▸ **PROBLEM TO SOLVE**: Write out all of the records precisely. Skip anything that is a picture.

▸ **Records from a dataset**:
::::::::

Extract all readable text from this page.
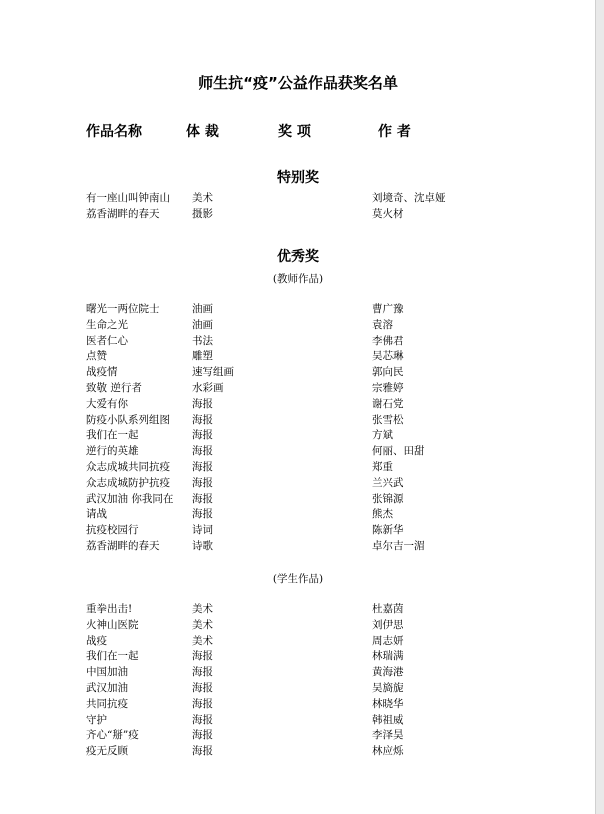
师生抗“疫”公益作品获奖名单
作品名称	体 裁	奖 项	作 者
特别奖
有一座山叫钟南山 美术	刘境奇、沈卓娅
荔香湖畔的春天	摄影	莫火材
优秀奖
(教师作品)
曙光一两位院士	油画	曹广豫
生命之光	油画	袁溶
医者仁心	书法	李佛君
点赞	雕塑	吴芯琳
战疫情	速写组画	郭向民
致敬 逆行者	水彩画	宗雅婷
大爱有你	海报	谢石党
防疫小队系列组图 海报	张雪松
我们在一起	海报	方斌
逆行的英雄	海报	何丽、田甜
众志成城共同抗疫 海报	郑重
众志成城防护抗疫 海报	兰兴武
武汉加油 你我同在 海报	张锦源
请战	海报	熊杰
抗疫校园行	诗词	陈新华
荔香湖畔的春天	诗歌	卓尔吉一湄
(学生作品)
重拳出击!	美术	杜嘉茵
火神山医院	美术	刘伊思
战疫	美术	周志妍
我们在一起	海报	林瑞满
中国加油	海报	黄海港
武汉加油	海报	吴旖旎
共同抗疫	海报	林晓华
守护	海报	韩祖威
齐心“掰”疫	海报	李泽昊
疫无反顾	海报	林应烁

::::::::

▸ **RESULT OF THE EXERCISE**:
Extract all readable text from this page.
师生抗“疫”公益作品获奖名单
作品名称	体 裁	奖 项	作 者
特别奖
有一座山叫钟南山 美术	刘境奇、沈卓娅
荔香湖畔的春天	摄影	莫火材
优秀奖
(教师作品)
曙光一两位院士	油画	曹广豫
生命之光	油画	袁溶
医者仁心	书法	李佛君
点赞	雕塑	吴芯琳
战疫情	速写组画	郭向民
致敬 逆行者	水彩画	宗雅婷
大爱有你	海报	谢石党
防疫小队系列组图 海报	张雪松
我们在一起	海报	方斌
逆行的英雄	海报	何丽、田甜
众志成城共同抗疫 海报	郑重
众志成城防护抗疫 海报	兰兴武
武汉加油 你我同在 海报	张锦源
请战	海报	熊杰
抗疫校园行	诗词	陈新华
荔香湖畔的春天	诗歌	卓尔吉一湄
(学生作品)
重拳出击!	美术	杜嘉茵
火神山医院	美术	刘伊思
战疫	美术	周志妍
我们在一起	海报	林瑞满
中国加油	海报	黄海港
武汉加油	海报	吴旖旎
共同抗疫	海报	林晓华
守护	海报	韩祖威
齐心“掰”疫	海报	李泽昊
疫无反顾	海报	林应烁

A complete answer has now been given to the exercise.